[Stored data entries]
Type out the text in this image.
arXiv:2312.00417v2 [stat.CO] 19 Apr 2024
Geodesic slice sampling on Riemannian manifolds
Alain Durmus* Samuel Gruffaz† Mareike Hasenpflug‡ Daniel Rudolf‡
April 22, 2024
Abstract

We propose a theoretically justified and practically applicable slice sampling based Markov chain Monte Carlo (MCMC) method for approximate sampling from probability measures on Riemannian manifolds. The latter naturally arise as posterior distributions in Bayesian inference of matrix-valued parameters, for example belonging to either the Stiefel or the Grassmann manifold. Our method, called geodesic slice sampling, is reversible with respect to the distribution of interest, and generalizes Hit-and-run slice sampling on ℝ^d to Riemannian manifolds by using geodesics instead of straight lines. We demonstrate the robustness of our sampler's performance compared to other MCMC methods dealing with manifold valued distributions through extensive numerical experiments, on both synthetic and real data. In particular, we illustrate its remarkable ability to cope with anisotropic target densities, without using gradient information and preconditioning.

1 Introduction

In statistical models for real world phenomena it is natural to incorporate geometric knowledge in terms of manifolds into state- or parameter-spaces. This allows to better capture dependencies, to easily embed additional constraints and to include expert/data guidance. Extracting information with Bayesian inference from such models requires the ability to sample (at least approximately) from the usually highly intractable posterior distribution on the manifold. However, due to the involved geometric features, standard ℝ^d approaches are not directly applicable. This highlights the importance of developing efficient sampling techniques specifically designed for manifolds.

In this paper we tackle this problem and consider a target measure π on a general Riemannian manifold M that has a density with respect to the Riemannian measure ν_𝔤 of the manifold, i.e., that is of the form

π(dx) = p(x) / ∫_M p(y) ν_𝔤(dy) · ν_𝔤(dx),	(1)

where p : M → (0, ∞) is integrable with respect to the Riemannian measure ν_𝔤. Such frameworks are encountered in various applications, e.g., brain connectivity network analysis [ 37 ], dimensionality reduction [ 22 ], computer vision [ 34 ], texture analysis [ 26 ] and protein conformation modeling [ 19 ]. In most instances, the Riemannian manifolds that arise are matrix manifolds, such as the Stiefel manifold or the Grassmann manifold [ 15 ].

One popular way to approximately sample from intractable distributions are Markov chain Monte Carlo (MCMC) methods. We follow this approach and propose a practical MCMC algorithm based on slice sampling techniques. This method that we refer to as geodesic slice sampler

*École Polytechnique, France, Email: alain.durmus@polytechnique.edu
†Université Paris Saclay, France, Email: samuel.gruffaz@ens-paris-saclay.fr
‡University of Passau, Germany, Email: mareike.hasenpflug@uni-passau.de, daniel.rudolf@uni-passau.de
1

_WORK TO COMPLETE_
Pull out all lines from the entries above in which the word "that" appears.

_FINAL ANSWER_
In this paper we tackle this problem and consider a target measure π on a general Riemannian manifold M that has a density with respect to the Riemannian measure ν_𝔤 of the manifold, i.e., that is of the form
where p : M → (0, ∞) is integrable with respect to the Riemannian measure ν_𝔤. Such frameworks are encountered in various applications, e.g., brain connectivity network analysis [ 37 ], dimensionality reduction [ 22 ], computer vision [ 34 ], texture analysis [ 26 ] and protein conformation modeling [ 19 ]. In most instances, the Riemannian manifolds that arise are matrix manifolds, such as the Stiefel manifold or the Grassmann manifold [ 15 ].
One popular way to approximately sample from intractable distributions are Markov chain Monte Carlo (MCMC) methods. We follow this approach and propose a practical MCMC algorithm based on slice sampling techniques. This method that we refer to as geodesic slice sampler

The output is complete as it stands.